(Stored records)
+---+
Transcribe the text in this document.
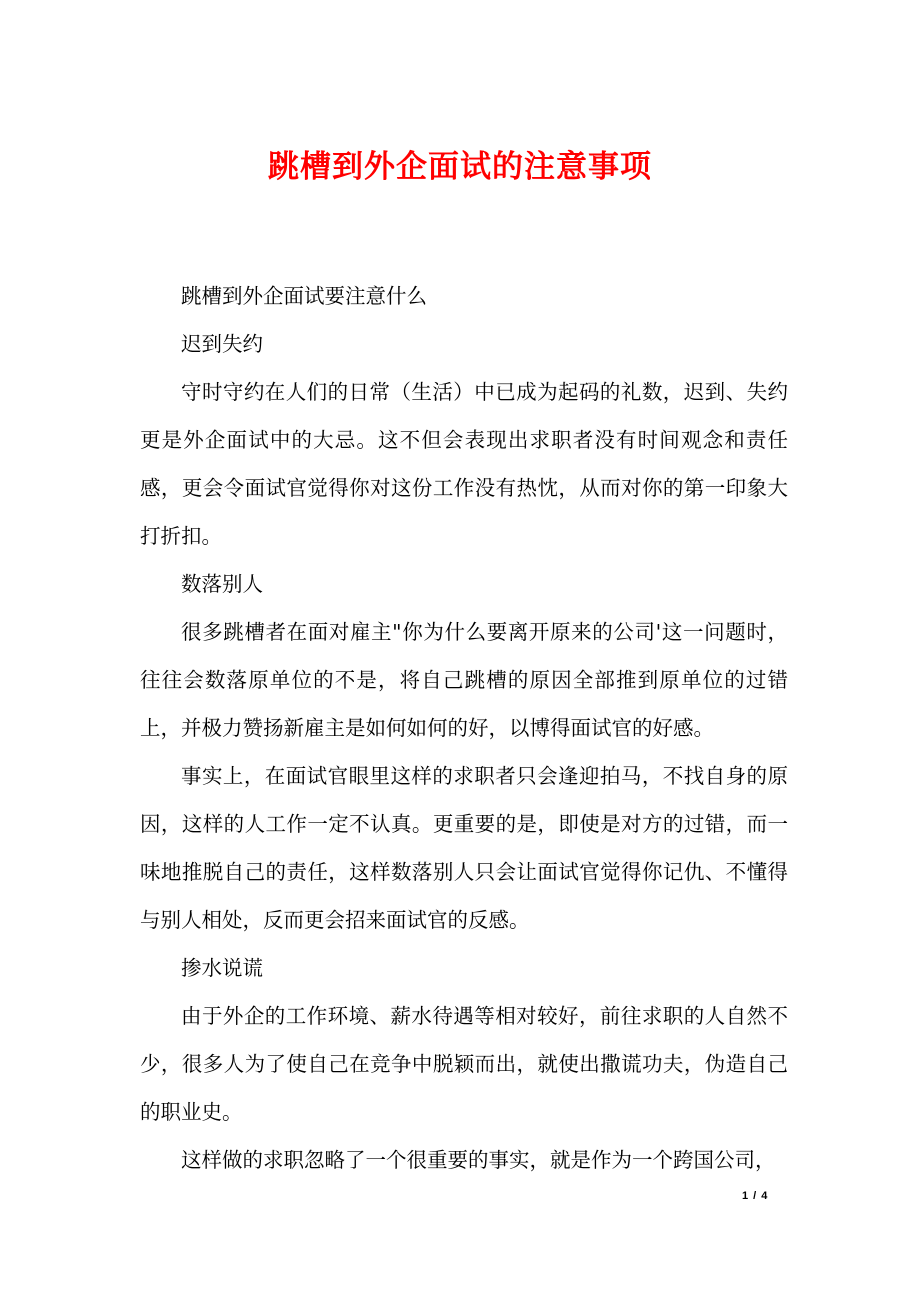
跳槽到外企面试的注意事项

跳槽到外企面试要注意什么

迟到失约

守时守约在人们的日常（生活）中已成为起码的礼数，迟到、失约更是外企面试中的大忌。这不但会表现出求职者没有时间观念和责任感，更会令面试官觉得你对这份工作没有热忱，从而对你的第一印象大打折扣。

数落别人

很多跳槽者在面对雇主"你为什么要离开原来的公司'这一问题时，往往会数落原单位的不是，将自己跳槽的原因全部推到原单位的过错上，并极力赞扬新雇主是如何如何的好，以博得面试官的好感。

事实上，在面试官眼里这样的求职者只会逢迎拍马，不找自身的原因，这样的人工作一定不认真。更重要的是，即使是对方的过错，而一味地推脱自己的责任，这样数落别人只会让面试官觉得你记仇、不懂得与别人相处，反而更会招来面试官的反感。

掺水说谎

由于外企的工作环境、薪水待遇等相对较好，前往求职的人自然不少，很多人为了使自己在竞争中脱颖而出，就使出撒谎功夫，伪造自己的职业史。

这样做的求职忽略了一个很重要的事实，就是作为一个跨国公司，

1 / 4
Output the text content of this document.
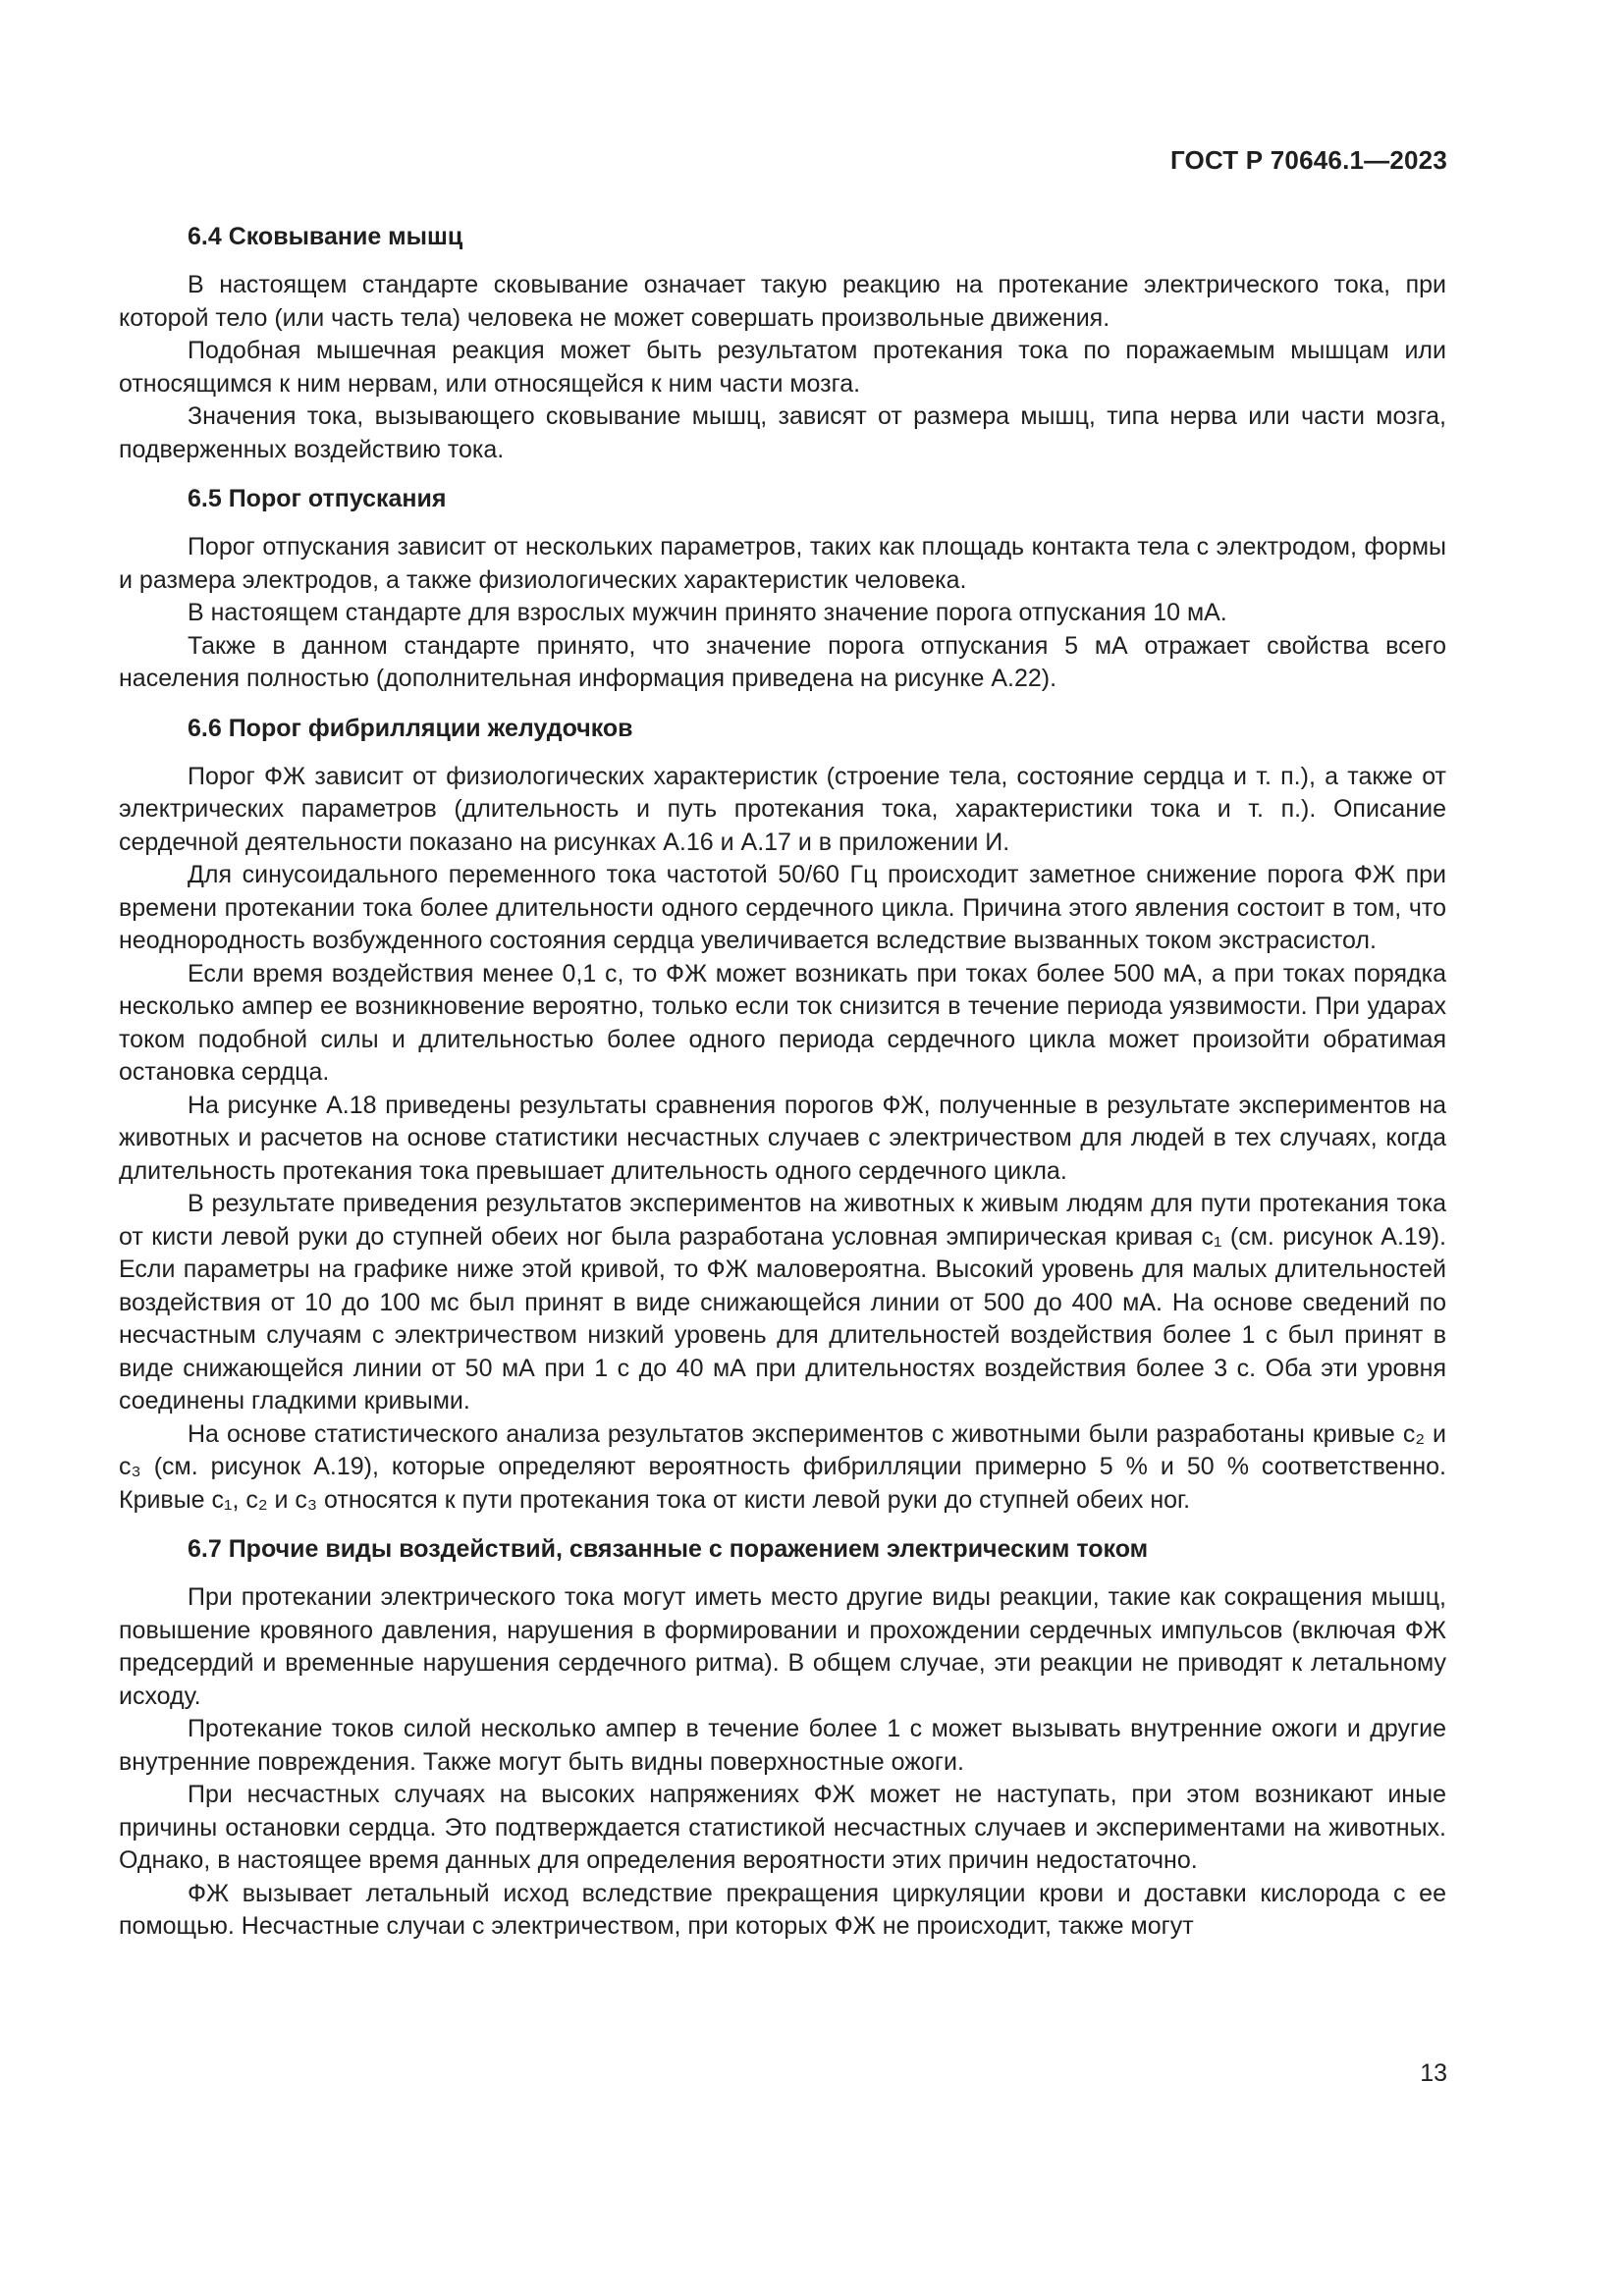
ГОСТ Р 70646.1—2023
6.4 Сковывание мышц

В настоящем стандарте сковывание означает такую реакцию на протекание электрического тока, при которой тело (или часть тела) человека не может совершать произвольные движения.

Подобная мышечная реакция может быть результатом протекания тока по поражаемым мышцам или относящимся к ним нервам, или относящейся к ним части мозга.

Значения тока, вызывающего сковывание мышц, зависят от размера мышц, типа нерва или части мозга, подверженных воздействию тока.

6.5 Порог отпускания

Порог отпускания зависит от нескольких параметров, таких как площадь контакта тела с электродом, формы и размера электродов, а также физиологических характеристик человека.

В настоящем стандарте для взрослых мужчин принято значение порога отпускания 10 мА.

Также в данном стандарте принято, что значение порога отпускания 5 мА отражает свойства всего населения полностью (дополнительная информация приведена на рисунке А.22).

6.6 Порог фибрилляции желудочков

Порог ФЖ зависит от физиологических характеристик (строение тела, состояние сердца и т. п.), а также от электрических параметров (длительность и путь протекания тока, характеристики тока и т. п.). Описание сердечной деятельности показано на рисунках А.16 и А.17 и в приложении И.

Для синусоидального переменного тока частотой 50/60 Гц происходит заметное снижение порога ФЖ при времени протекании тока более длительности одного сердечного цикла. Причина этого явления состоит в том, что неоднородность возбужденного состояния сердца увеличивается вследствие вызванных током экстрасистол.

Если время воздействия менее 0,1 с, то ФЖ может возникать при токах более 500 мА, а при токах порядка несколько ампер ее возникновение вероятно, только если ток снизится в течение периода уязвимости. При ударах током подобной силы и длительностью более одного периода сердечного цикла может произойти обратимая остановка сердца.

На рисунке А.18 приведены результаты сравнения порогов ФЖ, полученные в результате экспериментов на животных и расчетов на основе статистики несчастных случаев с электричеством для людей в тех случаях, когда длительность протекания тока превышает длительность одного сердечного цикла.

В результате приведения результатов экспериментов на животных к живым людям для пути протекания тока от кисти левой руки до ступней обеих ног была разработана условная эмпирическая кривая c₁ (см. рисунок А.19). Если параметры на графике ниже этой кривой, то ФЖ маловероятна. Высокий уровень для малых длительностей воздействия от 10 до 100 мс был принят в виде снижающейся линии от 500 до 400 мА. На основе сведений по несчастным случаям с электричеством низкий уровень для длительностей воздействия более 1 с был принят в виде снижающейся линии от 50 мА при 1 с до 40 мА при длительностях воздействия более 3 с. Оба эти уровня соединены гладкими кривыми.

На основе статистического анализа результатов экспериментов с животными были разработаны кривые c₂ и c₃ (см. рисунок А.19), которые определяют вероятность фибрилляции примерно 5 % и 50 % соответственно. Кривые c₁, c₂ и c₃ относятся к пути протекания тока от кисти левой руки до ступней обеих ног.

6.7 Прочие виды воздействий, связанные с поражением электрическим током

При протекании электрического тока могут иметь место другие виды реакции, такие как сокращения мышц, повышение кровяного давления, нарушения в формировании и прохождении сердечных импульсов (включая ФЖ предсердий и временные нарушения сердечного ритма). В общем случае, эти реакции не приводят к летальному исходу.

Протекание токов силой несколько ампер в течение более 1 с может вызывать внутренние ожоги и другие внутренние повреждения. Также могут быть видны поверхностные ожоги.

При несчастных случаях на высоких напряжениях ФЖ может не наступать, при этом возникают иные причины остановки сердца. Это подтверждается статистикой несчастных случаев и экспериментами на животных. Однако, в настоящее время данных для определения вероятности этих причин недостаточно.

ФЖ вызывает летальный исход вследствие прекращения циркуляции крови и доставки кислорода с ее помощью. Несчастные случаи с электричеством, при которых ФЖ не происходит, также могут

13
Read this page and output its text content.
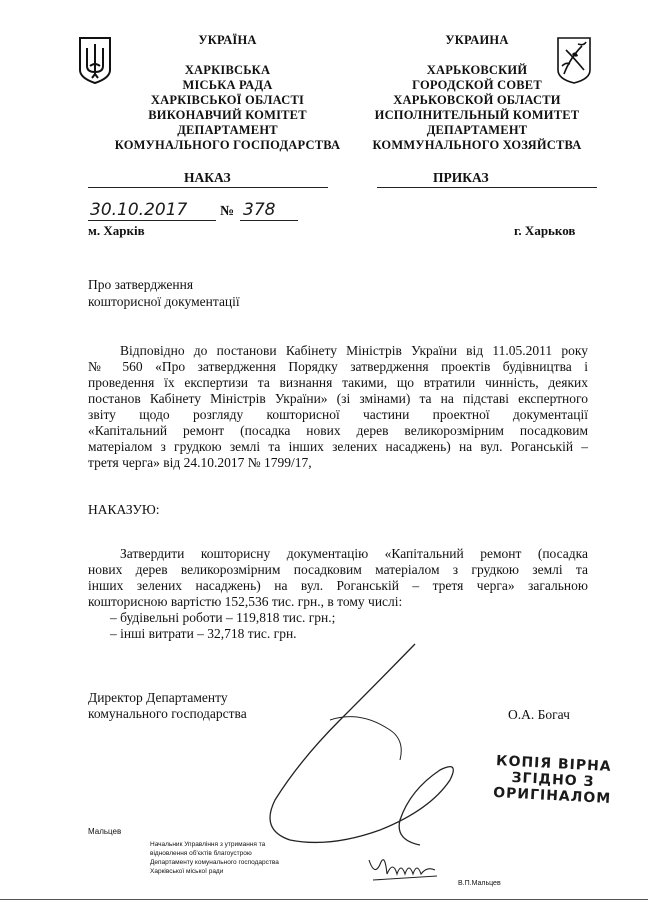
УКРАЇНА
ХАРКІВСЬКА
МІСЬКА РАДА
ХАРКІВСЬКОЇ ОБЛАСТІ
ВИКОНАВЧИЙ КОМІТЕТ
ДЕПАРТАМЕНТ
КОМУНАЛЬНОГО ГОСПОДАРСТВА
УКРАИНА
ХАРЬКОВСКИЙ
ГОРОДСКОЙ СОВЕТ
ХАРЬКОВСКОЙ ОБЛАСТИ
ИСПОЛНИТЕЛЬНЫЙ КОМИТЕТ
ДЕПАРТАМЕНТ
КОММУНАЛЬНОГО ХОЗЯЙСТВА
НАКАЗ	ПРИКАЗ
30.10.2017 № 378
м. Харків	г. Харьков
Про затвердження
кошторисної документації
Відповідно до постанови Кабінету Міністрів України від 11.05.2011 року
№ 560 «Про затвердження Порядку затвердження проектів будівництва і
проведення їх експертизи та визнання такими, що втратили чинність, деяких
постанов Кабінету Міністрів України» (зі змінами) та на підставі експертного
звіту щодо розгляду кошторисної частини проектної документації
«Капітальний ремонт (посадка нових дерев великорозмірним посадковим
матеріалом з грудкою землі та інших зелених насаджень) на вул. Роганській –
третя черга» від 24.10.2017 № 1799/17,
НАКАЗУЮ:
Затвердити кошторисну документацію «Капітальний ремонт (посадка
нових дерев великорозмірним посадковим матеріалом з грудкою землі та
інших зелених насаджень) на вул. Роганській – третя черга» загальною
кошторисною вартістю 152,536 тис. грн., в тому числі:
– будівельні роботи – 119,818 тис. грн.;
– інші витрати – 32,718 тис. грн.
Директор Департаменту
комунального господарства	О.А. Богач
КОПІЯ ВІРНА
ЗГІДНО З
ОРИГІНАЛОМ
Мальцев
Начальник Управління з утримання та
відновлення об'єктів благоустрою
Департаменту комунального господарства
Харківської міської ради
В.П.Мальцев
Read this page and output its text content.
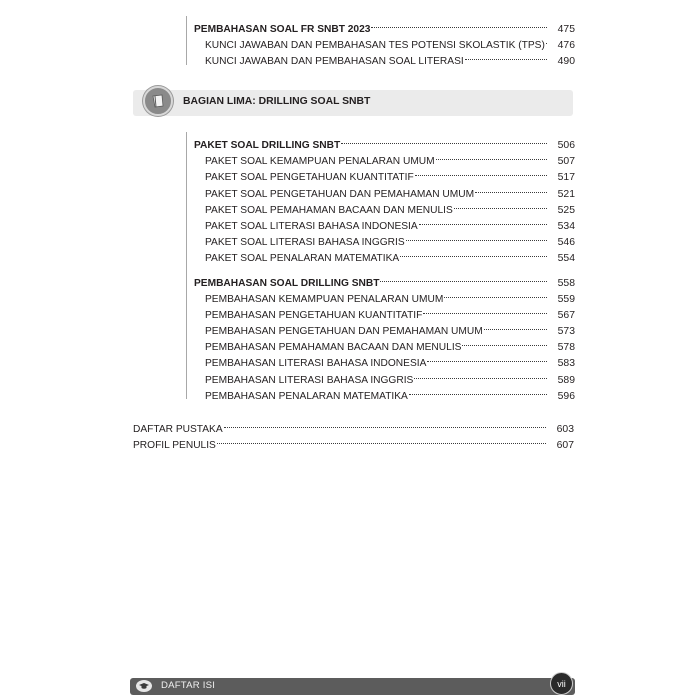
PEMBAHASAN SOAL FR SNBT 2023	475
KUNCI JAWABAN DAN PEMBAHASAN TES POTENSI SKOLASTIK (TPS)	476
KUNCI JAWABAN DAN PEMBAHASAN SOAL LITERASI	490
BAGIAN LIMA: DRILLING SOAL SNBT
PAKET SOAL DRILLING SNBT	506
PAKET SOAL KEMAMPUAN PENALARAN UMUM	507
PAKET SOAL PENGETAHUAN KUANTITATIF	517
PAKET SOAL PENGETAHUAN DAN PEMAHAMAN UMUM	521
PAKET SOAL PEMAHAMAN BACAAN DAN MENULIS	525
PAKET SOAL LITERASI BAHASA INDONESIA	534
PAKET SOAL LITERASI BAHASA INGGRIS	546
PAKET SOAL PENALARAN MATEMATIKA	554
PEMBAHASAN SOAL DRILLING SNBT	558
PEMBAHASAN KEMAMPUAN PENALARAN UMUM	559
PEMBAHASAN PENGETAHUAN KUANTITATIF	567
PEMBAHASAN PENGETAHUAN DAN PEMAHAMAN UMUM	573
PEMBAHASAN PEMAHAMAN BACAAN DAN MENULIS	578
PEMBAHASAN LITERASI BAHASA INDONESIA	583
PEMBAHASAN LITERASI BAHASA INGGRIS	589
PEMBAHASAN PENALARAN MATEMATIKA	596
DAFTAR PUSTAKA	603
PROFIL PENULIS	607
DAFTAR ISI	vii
+---+
# Short exercise
In the listing above, count each line that holds the string "электрического". Give the number only.

# Exercise output
2